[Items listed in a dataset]
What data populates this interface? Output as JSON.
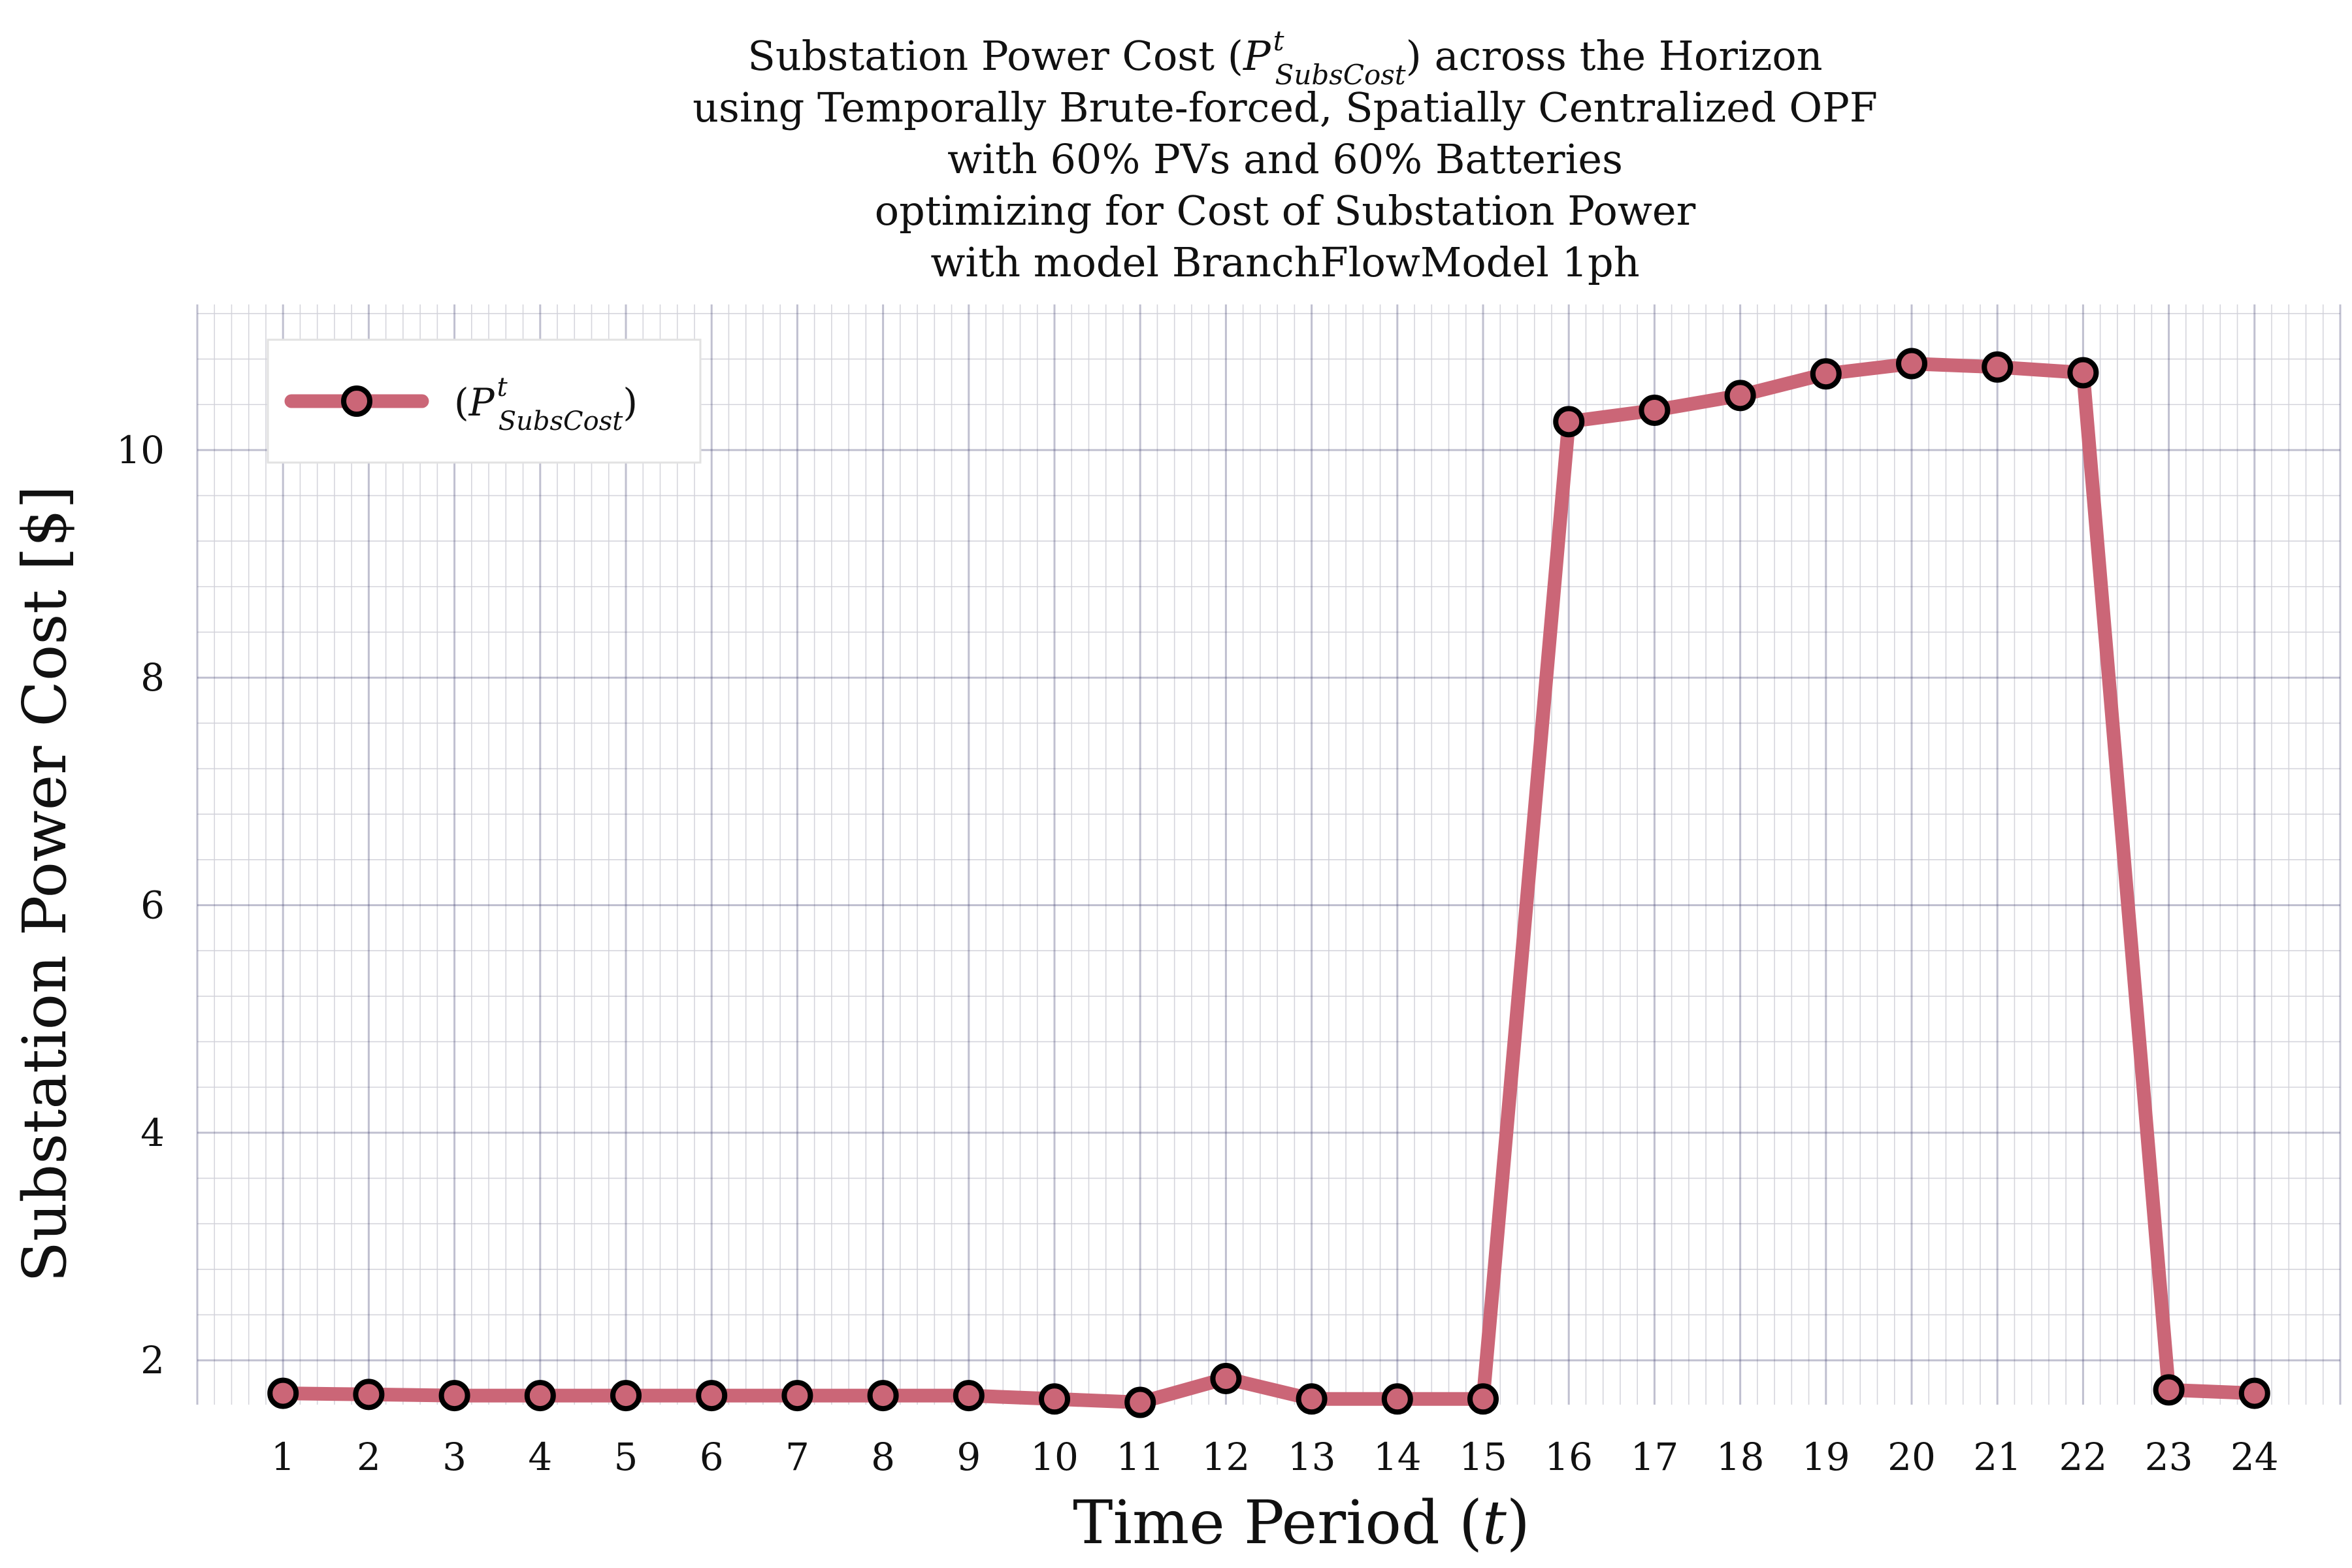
{
  "chart_data": {
    "type": "line",
    "title_lines": [
      {
        "before": "Substation Power Cost (",
        "P": "P",
        "sup": "t",
        "sub": "SubsCost",
        "after": ") across the Horizon"
      },
      {
        "text": "using Temporally Brute-forced, Spatially Centralized OPF"
      },
      {
        "text": "with 60% PVs and 60% Batteries"
      },
      {
        "text": "optimizing for Cost of Substation Power"
      },
      {
        "text": "with model BranchFlowModel 1ph"
      }
    ],
    "xlabel": {
      "before": "Time Period (",
      "var": "t",
      "after": ")"
    },
    "ylabel": "Substation Power Cost [$]",
    "x": [
      1,
      2,
      3,
      4,
      5,
      6,
      7,
      8,
      9,
      10,
      11,
      12,
      13,
      14,
      15,
      16,
      17,
      18,
      19,
      20,
      21,
      22,
      23,
      24
    ],
    "x_ticks": [
      "1",
      "2",
      "3",
      "4",
      "5",
      "6",
      "7",
      "8",
      "9",
      "10",
      "11",
      "12",
      "13",
      "14",
      "15",
      "16",
      "17",
      "18",
      "19",
      "20",
      "21",
      "22",
      "23",
      "24"
    ],
    "y_ticks": [
      2,
      4,
      6,
      8,
      10
    ],
    "y_tick_labels": [
      "2",
      "4",
      "6",
      "8",
      "10"
    ],
    "xlim": [
      0.0,
      25.0
    ],
    "ylim": [
      1.61,
      11.28
    ],
    "grid": true,
    "legend_placement": "top-left",
    "series": [
      {
        "name": {
          "before": "(",
          "P": "P",
          "sup": "t",
          "sub": "SubsCost",
          "after": ")"
        },
        "color": "#cb6677",
        "marker_fill": "#cb6677",
        "marker_edge": "#000000",
        "values": [
          1.71,
          1.7,
          1.69,
          1.69,
          1.69,
          1.69,
          1.69,
          1.69,
          1.69,
          1.66,
          1.63,
          1.84,
          1.66,
          1.66,
          1.66,
          10.25,
          10.35,
          10.48,
          10.67,
          10.76,
          10.73,
          10.68,
          1.74,
          1.71
        ]
      }
    ],
    "colors": {
      "major_grid": "#3a3a6e",
      "minor_grid": "#d0d0d8"
    }
  }
}
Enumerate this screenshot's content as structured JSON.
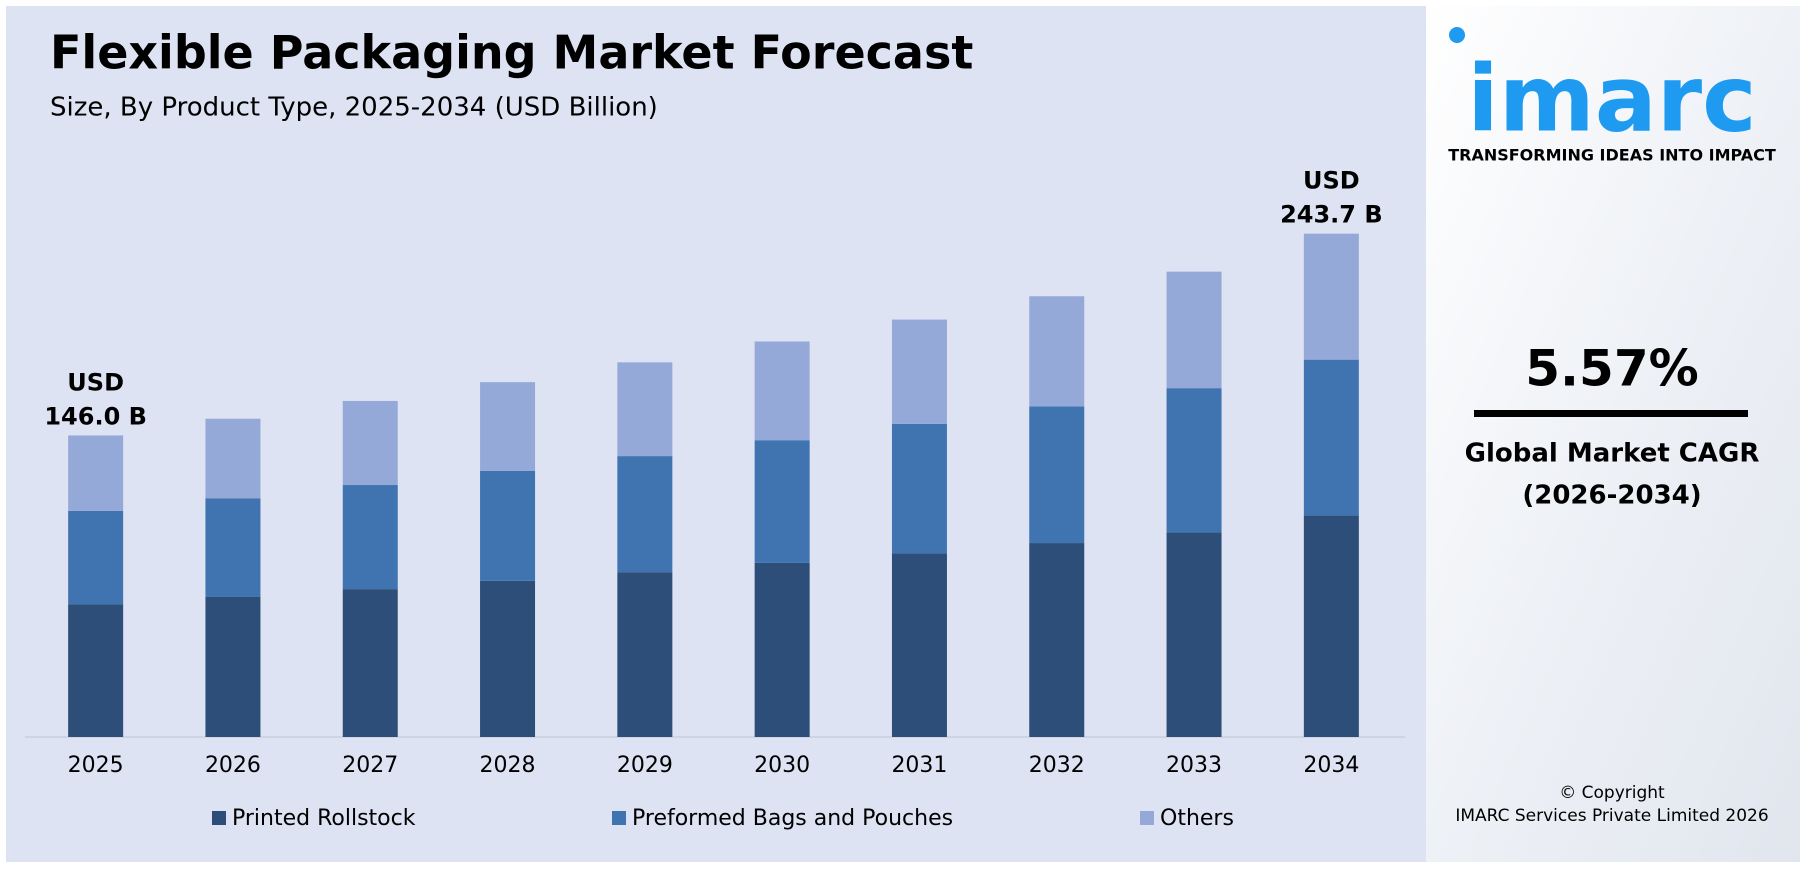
{
  "chart_data": {
    "type": "stacked_bar",
    "title": "Flexible Packaging Market Forecast",
    "subtitle": "Size, By Product Type, 2025-2034 (USD Billion)",
    "categories": [
      "2025",
      "2026",
      "2027",
      "2028",
      "2029",
      "2030",
      "2031",
      "2032",
      "2033",
      "2034"
    ],
    "series": [
      {
        "name": "Printed Rollstock",
        "color": "#2c4e78",
        "values": [
          64.2,
          67.8,
          71.6,
          75.6,
          79.8,
          84.3,
          88.9,
          93.9,
          99.1,
          107.2
        ]
      },
      {
        "name": "Preformed Bags and Pouches",
        "color": "#4074b0",
        "values": [
          45.3,
          47.8,
          50.4,
          53.3,
          56.2,
          59.4,
          62.7,
          66.2,
          69.8,
          75.5
        ]
      },
      {
        "name": "Others",
        "color": "#94a9d8",
        "values": [
          36.5,
          38.5,
          40.7,
          42.9,
          45.4,
          47.8,
          50.5,
          53.3,
          56.4,
          61.0
        ]
      }
    ],
    "ylim": [
      0,
      260
    ],
    "annotations": [
      {
        "category": "2025",
        "value": 146.0,
        "label_lines": [
          "USD",
          "146.0 B"
        ]
      },
      {
        "category": "2034",
        "value": 243.7,
        "label_lines": [
          "USD",
          "243.7 B"
        ]
      }
    ]
  },
  "sidebar": {
    "logo": "imarc",
    "tagline": "TRANSFORMING IDEAS INTO IMPACT",
    "cagr": "5.57%",
    "cagr_label": "Global Market CAGR",
    "cagr_period": "(2026-2034)",
    "copyright": [
      "© Copyright",
      "IMARC Services Private Limited 2026"
    ]
  }
}
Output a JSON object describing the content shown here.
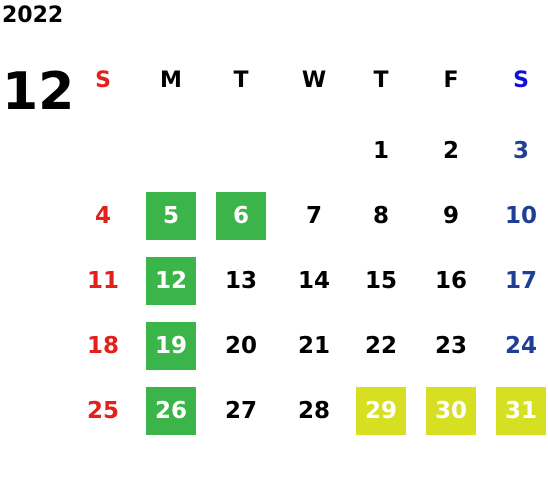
{
  "calendar": {
    "year": "2022",
    "month": "12",
    "weekdays": [
      "S",
      "M",
      "T",
      "W",
      "T",
      "F",
      "S"
    ],
    "weekday_colors": [
      "#e3201b",
      "#000000",
      "#000000",
      "#000000",
      "#000000",
      "#000000",
      "#1010d8"
    ],
    "day_colors": [
      "#e3201b",
      "#000000",
      "#000000",
      "#000000",
      "#000000",
      "#000000",
      "#1f3f94"
    ],
    "weeks": [
      [
        null,
        null,
        null,
        null,
        1,
        2,
        3
      ],
      [
        4,
        5,
        6,
        7,
        8,
        9,
        10
      ],
      [
        11,
        12,
        13,
        14,
        15,
        16,
        17
      ],
      [
        18,
        19,
        20,
        21,
        22,
        23,
        24
      ],
      [
        25,
        26,
        27,
        28,
        29,
        30,
        31
      ]
    ],
    "highlights": [
      [
        null,
        null,
        null,
        null,
        null,
        null,
        null
      ],
      [
        null,
        "#3bb54a",
        "#3bb54a",
        null,
        null,
        null,
        null
      ],
      [
        null,
        "#3bb54a",
        null,
        null,
        null,
        null,
        null
      ],
      [
        null,
        "#3bb54a",
        null,
        null,
        null,
        null,
        null
      ],
      [
        null,
        "#3bb54a",
        null,
        null,
        "#d6df22",
        "#d6df22",
        "#d6df22"
      ]
    ]
  }
}
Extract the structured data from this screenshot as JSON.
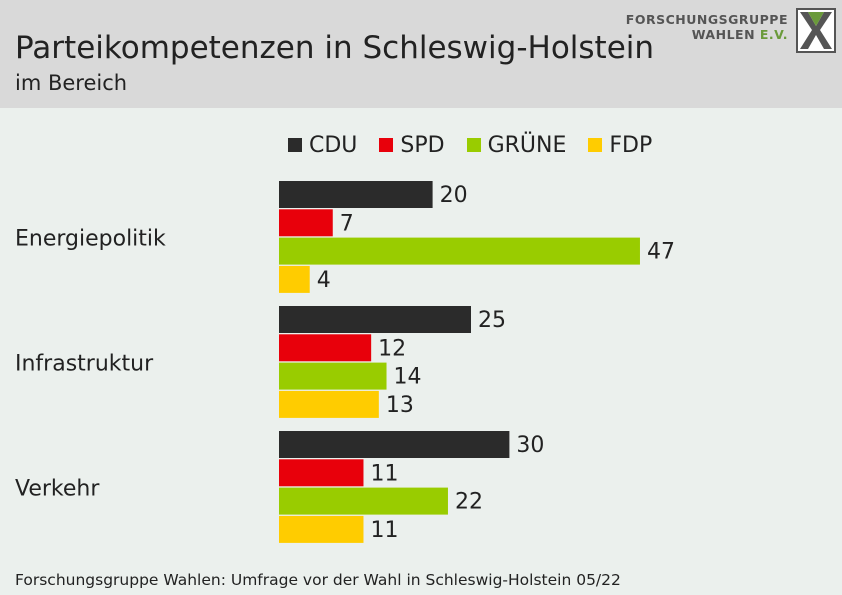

INSTRUCTIONS FOR THE TASK: All of the records above must be copied exactly, except for the pictures.

RESULT OF THIS EXERCISE:
What data populates this interface? Output as JSON.
{
  "chart_data": {
    "type": "line",
    "title_lines": [
      {
        "before": "Substation Power Cost (",
        "P": "P",
        "sup": "t",
        "sub": "SubsCost",
        "after": ") across the Horizon"
      },
      {
        "text": "using Temporally Brute-forced, Spatially Centralized OPF"
      },
      {
        "text": "with 60% PVs and 60% Batteries"
      },
      {
        "text": "optimizing for Cost of Substation Power"
      },
      {
        "text": "with model BranchFlowModel 1ph"
      }
    ],
    "xlabel": {
      "before": "Time Period (",
      "var": "t",
      "after": ")"
    },
    "ylabel": "Substation Power Cost [$]",
    "x": [
      1,
      2,
      3,
      4,
      5,
      6,
      7,
      8,
      9,
      10,
      11,
      12,
      13,
      14,
      15,
      16,
      17,
      18,
      19,
      20,
      21,
      22,
      23,
      24
    ],
    "x_ticks": [
      "1",
      "2",
      "3",
      "4",
      "5",
      "6",
      "7",
      "8",
      "9",
      "10",
      "11",
      "12",
      "13",
      "14",
      "15",
      "16",
      "17",
      "18",
      "19",
      "20",
      "21",
      "22",
      "23",
      "24"
    ],
    "y_ticks": [
      2,
      4,
      6,
      8,
      10
    ],
    "y_tick_labels": [
      "2",
      "4",
      "6",
      "8",
      "10"
    ],
    "xlim": [
      0.0,
      25.0
    ],
    "ylim": [
      1.61,
      11.28
    ],
    "grid": true,
    "legend_placement": "top-left",
    "series": [
      {
        "name": {
          "before": "(",
          "P": "P",
          "sup": "t",
          "sub": "SubsCost",
          "after": ")"
        },
        "color": "#cb6677",
        "marker_fill": "#cb6677",
        "marker_edge": "#000000",
        "values": [
          1.71,
          1.7,
          1.69,
          1.69,
          1.69,
          1.69,
          1.69,
          1.69,
          1.69,
          1.66,
          1.63,
          1.84,
          1.66,
          1.66,
          1.66,
          10.25,
          10.35,
          10.48,
          10.67,
          10.76,
          10.73,
          10.68,
          1.74,
          1.71
        ]
      }
    ],
    "colors": {
      "major_grid": "#3a3a6e",
      "minor_grid": "#d0d0d8"
    }
  }
}
Enumerate this screenshot's content as structured JSON.
{
  "chart_data": {
    "type": "stacked_bar",
    "title": "Flexible Packaging Market Forecast",
    "subtitle": "Size, By Product Type, 2025-2034 (USD Billion)",
    "categories": [
      "2025",
      "2026",
      "2027",
      "2028",
      "2029",
      "2030",
      "2031",
      "2032",
      "2033",
      "2034"
    ],
    "series": [
      {
        "name": "Printed Rollstock",
        "color": "#2c4e78",
        "values": [
          64.2,
          67.8,
          71.6,
          75.6,
          79.8,
          84.3,
          88.9,
          93.9,
          99.1,
          107.2
        ]
      },
      {
        "name": "Preformed Bags and Pouches",
        "color": "#4074b0",
        "values": [
          45.3,
          47.8,
          50.4,
          53.3,
          56.2,
          59.4,
          62.7,
          66.2,
          69.8,
          75.5
        ]
      },
      {
        "name": "Others",
        "color": "#94a9d8",
        "values": [
          36.5,
          38.5,
          40.7,
          42.9,
          45.4,
          47.8,
          50.5,
          53.3,
          56.4,
          61.0
        ]
      }
    ],
    "ylim": [
      0,
      260
    ],
    "annotations": [
      {
        "category": "2025",
        "value": 146.0,
        "label_lines": [
          "USD",
          "146.0 B"
        ]
      },
      {
        "category": "2034",
        "value": 243.7,
        "label_lines": [
          "USD",
          "243.7 B"
        ]
      }
    ]
  },
  "sidebar": {
    "logo": "imarc",
    "tagline": "TRANSFORMING IDEAS INTO IMPACT",
    "cagr": "5.57%",
    "cagr_label": "Global Market CAGR",
    "cagr_period": "(2026-2034)",
    "copyright": [
      "© Copyright",
      "IMARC Services Private Limited 2026"
    ]
  }
}
Output a JSON object describing the content shown here.
{
  "calendar": {
    "year": "2022",
    "month": "12",
    "weekdays": [
      "S",
      "M",
      "T",
      "W",
      "T",
      "F",
      "S"
    ],
    "weekday_colors": [
      "#e3201b",
      "#000000",
      "#000000",
      "#000000",
      "#000000",
      "#000000",
      "#1010d8"
    ],
    "day_colors": [
      "#e3201b",
      "#000000",
      "#000000",
      "#000000",
      "#000000",
      "#000000",
      "#1f3f94"
    ],
    "weeks": [
      [
        null,
        null,
        null,
        null,
        1,
        2,
        3
      ],
      [
        4,
        5,
        6,
        7,
        8,
        9,
        10
      ],
      [
        11,
        12,
        13,
        14,
        15,
        16,
        17
      ],
      [
        18,
        19,
        20,
        21,
        22,
        23,
        24
      ],
      [
        25,
        26,
        27,
        28,
        29,
        30,
        31
      ]
    ],
    "highlights": [
      [
        null,
        null,
        null,
        null,
        null,
        null,
        null
      ],
      [
        null,
        "#3bb54a",
        "#3bb54a",
        null,
        null,
        null,
        null
      ],
      [
        null,
        "#3bb54a",
        null,
        null,
        null,
        null,
        null
      ],
      [
        null,
        "#3bb54a",
        null,
        null,
        null,
        null,
        null
      ],
      [
        null,
        "#3bb54a",
        null,
        null,
        "#d6df22",
        "#d6df22",
        "#d6df22"
      ]
    ]
  }
}
Extract the structured data from this screenshot as JSON.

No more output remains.